/---

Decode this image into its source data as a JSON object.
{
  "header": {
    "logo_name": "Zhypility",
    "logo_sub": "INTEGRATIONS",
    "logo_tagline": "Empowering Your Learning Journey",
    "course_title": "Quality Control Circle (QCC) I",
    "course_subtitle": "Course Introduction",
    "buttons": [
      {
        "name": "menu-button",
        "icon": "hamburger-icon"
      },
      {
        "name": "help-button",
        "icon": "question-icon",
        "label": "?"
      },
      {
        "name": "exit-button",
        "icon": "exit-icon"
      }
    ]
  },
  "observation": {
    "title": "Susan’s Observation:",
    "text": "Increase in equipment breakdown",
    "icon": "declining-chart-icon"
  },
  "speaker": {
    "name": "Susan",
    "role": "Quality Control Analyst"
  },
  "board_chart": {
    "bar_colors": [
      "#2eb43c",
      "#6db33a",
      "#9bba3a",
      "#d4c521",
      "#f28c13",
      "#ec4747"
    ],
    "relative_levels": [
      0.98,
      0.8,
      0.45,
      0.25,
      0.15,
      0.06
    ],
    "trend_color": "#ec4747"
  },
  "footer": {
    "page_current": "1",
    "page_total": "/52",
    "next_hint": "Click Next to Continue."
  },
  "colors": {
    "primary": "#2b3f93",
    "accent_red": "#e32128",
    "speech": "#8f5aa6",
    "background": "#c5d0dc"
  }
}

\---

Provide the number of lines in the data above that contain the string "Susan", and nothing else.

2